━━ EXERCISE INPUTS

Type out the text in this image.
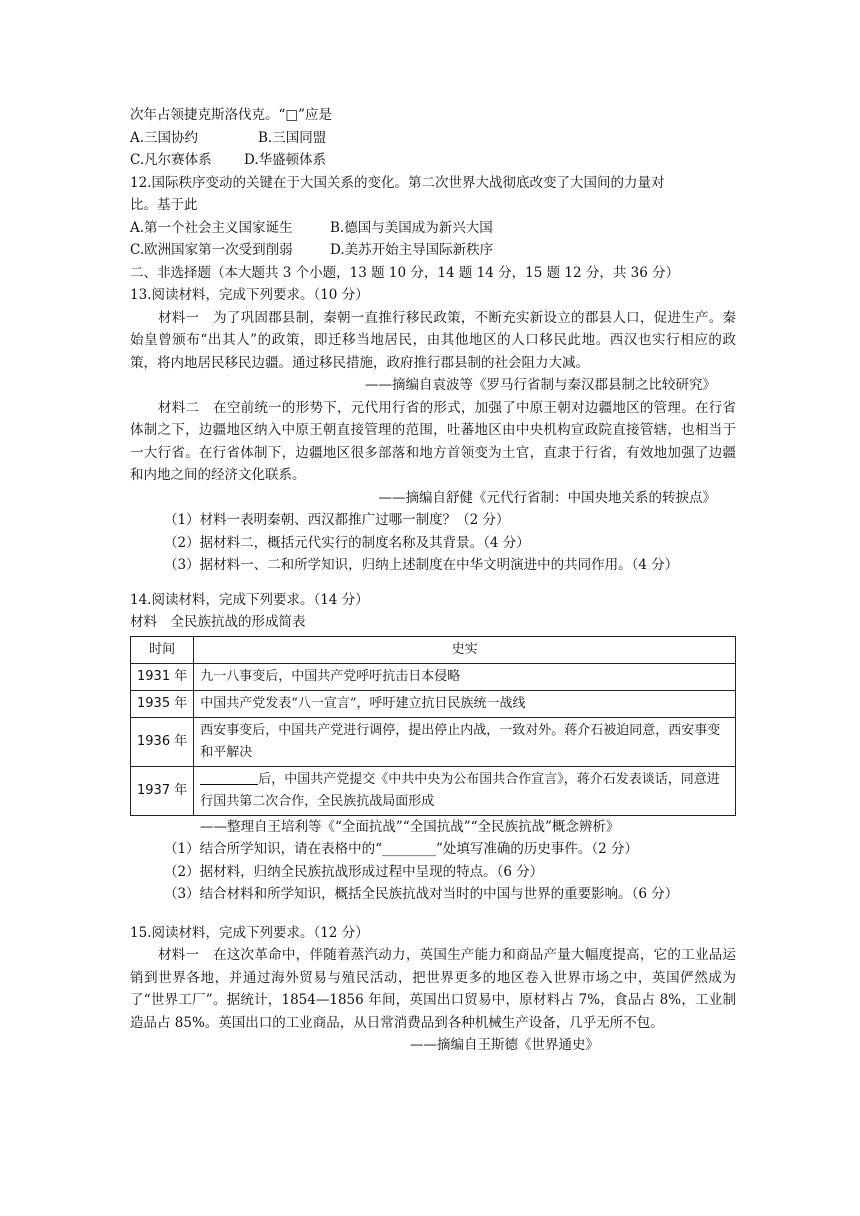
次年占领捷克斯洛伐克。“□”应是
A.三国协约	B.三国同盟
C.凡尔赛体系 D.华盛顿体系
12.国际秩序变动的关键在于大国关系的变化。第二次世界大战彻底改变了大国间的力量对
比。基于此
A.第一个社会主义国家诞生	B.德国与美国成为新兴大国
C.欧洲国家第一次受到削弱	D.美苏开始主导国际新秩序
二、非选择题（本大题共 3 个小题，13 题 10 分，14 题 14 分，15 题 12 分，共 36 分）
13.阅读材料，完成下列要求。（10 分）
材料一　为了巩固郡县制，秦朝一直推行移民政策，不断充实新设立的郡县人口，促进生产。秦始皇曾颁布“出其人”的政策，即迁移当地居民，由其他地区的人口移民此地。西汉也实行相应的政策，将内地居民移民边疆。通过移民措施，政府推行郡县制的社会阻力大减。
——摘编自袁波等《罗马行省制与秦汉郡县制之比较研究》
材料二　在空前统一的形势下，元代用行省的形式，加强了中原王朝对边疆地区的管理。在行省体制之下，边疆地区纳入中原王朝直接管理的范围，吐蕃地区由中央机构宣政院直接管辖，也相当于一大行省。在行省体制下，边疆地区很多部落和地方首领变为土官，直隶于行省，有效地加强了边疆和内地之间的经济文化联系。
——摘编自舒健《元代行省制：中国央地关系的转捩点》
（1）材料一表明秦朝、西汉都推广过哪一制度？（2 分）
（2）据材料二，概括元代实行的制度名称及其背景。（4 分）
（3）据材料一、二和所学知识，归纳上述制度在中华文明演进中的共同作用。（4 分）
14.阅读材料，完成下列要求。（14 分）
材料　全民族抗战的形成简表
时间	史实
1931 年	九一八事变后，中国共产党呼吁抗击日本侵略
1935 年	中国共产党发表“八一宣言”，呼吁建立抗日民族统一战线
1936 年	西安事变后，中国共产党进行调停，提出停止内战，一致对外。蒋介石被迫同意，西安事变和平解决
1937 年	后，中国共产党提交《中共中央为公布国共合作宣言》，蒋介石发表谈话，同意进行国共第二次合作，全民族抗战局面形成
——整理自王培利等《“全面抗战”“全国抗战”“全民族抗战”概念辨析》
（1）结合所学知识，请在表格中的“________”处填写准确的历史事件。（2 分）
（2）据材料，归纳全民族抗战形成过程中呈现的特点。（6 分）
（3）结合材料和所学知识，概括全民族抗战对当时的中国与世界的重要影响。（6 分）
15.阅读材料，完成下列要求。（12 分）
材料一　在这次革命中，伴随着蒸汽动力，英国生产能力和商品产量大幅度提高，它的工业品运销到世界各地，并通过海外贸易与殖民活动，把世界更多的地区卷入世界市场之中，英国俨然成为了“世界工厂”。据统计，1854—1856 年间，英国出口贸易中，原材料占 7%，食品占 8%，工业制造品占 85%。英国出口的工业商品，从日常消费品到各种机械生产设备，几乎无所不包。
——摘编自王斯德《世界通史》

━━━━

GIVEN TASK: Select all lines in the listing above where the word "阅读材料" appears, and show them.

CORRECT OUTPUT:
13.阅读材料，完成下列要求。（10 分）
14.阅读材料，完成下列要求。（14 分）
15.阅读材料，完成下列要求。（12 分）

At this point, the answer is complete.